- **Set task**: Of all the lines in these entries, how many contain the string "handle"? Give only that count.

Collected data entries:
----

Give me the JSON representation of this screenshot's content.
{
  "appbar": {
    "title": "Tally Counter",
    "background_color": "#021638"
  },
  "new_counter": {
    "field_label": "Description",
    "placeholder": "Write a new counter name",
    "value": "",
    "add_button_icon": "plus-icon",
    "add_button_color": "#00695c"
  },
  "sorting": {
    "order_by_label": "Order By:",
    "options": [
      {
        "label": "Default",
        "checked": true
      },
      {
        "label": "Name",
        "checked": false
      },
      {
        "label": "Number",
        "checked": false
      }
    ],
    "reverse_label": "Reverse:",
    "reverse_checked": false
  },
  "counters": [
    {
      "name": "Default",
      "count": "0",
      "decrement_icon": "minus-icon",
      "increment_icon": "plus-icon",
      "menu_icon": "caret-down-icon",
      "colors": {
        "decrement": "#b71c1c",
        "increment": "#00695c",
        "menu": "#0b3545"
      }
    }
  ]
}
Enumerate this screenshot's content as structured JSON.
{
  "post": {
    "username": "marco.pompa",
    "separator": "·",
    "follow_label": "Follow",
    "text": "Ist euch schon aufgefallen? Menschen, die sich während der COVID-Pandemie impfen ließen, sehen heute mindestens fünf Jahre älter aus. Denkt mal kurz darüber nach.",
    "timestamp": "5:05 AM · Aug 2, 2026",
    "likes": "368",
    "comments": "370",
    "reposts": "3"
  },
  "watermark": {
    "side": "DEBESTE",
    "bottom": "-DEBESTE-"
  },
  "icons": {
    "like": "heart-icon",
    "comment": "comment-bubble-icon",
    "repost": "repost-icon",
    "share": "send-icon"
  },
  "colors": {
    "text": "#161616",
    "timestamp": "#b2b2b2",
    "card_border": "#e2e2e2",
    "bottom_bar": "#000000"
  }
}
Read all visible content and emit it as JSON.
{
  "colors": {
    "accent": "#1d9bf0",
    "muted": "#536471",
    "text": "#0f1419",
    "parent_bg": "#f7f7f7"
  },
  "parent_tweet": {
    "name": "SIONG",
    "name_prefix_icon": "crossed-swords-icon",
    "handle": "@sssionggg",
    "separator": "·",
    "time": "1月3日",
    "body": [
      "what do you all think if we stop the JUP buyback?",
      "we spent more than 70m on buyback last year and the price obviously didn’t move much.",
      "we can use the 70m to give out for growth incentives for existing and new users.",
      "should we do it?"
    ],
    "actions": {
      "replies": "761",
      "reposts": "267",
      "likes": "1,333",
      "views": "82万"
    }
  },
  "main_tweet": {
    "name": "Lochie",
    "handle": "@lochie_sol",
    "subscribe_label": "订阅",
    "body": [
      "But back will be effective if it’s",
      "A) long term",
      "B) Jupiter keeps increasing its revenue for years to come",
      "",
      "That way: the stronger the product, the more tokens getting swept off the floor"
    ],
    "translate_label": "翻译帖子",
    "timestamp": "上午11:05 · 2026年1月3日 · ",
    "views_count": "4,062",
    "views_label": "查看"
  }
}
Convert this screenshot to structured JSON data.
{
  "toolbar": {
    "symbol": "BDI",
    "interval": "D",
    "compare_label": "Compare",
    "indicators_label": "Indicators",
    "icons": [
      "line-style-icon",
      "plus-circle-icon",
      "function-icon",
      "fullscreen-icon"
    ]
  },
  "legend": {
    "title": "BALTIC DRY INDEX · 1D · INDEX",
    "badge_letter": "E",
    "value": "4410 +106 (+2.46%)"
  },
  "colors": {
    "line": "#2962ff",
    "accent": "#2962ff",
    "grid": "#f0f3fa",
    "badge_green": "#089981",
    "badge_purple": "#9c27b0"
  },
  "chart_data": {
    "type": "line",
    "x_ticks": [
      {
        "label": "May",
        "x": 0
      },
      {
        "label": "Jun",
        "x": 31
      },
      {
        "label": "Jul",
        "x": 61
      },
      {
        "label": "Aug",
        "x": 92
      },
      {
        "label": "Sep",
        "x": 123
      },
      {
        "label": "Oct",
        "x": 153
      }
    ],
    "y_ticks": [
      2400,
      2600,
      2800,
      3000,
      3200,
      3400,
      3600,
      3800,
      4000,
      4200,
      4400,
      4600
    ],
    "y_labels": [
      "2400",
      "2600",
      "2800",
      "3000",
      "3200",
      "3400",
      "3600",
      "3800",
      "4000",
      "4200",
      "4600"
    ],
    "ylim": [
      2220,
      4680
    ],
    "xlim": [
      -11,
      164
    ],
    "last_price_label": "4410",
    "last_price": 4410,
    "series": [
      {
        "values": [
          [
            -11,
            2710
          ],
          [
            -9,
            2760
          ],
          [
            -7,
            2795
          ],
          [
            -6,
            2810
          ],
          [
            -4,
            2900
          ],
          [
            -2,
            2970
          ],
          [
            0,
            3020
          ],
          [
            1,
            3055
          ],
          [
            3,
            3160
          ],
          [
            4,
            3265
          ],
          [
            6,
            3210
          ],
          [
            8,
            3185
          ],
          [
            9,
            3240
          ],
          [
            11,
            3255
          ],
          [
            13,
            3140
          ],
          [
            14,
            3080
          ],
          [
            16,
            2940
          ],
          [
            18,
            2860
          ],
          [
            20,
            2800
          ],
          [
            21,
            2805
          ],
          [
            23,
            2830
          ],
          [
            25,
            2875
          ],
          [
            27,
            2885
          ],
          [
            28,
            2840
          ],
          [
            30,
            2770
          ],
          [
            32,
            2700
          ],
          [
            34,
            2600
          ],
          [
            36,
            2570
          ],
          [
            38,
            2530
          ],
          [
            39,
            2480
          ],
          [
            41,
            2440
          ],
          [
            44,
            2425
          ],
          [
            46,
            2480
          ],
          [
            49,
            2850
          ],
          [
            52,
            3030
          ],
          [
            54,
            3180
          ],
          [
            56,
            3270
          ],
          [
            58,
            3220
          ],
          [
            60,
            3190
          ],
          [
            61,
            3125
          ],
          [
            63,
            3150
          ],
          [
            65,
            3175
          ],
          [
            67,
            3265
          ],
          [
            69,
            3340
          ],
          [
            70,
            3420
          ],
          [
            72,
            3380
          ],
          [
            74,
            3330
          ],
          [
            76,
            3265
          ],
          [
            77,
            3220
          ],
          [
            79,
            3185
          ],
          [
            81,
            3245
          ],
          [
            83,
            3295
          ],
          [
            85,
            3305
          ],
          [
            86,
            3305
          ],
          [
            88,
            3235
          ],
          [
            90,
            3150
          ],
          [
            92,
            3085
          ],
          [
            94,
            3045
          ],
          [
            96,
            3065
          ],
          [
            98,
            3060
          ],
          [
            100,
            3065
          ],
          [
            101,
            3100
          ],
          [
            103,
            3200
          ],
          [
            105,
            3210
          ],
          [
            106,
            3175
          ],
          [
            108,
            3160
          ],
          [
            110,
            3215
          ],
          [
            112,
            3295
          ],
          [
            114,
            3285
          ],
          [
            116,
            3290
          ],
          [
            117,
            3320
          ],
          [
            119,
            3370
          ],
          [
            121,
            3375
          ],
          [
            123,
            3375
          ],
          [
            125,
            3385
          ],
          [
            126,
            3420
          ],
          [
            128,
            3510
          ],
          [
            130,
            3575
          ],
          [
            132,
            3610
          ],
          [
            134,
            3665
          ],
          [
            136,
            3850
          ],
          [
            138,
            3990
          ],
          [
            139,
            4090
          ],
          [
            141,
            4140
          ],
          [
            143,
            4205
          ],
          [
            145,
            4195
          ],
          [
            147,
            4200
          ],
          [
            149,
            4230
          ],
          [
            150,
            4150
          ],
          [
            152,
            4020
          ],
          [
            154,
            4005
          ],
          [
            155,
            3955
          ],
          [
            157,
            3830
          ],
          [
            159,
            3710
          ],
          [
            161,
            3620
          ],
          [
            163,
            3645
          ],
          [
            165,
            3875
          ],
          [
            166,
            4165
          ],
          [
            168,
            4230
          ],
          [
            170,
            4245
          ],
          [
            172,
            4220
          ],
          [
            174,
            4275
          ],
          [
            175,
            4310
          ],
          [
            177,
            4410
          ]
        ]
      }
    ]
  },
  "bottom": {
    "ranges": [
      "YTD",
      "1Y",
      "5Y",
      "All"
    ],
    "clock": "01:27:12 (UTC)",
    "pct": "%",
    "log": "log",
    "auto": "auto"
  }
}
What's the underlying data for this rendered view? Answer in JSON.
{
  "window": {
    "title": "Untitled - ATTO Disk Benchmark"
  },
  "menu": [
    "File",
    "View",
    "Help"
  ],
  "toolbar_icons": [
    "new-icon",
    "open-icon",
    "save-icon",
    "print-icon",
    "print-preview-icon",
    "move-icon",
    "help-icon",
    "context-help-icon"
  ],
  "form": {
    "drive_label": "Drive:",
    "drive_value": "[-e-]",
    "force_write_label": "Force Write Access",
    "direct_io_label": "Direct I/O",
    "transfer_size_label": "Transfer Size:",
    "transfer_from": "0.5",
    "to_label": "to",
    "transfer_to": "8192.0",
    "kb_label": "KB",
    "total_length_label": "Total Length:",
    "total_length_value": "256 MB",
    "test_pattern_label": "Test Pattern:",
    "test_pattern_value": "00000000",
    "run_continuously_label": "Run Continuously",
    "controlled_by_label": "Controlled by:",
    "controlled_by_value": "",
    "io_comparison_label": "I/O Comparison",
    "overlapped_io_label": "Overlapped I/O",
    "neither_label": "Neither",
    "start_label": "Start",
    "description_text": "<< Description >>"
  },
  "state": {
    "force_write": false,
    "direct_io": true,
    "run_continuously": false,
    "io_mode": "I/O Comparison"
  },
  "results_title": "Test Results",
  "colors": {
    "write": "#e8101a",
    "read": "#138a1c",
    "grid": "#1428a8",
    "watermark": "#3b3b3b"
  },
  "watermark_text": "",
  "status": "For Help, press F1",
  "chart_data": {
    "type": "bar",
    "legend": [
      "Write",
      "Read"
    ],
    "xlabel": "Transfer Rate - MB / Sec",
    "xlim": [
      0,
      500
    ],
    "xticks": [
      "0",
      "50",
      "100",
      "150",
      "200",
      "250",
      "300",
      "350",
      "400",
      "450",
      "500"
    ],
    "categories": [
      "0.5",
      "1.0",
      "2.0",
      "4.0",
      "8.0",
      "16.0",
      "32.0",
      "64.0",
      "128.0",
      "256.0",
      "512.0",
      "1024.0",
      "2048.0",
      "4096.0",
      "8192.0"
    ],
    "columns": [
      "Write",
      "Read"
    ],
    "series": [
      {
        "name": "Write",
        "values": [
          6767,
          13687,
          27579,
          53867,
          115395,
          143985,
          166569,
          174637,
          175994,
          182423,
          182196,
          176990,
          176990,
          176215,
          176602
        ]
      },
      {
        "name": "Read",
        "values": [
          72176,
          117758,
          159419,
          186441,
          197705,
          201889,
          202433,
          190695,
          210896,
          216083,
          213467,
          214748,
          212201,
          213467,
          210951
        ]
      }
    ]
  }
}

----

- **Solved problem**: 2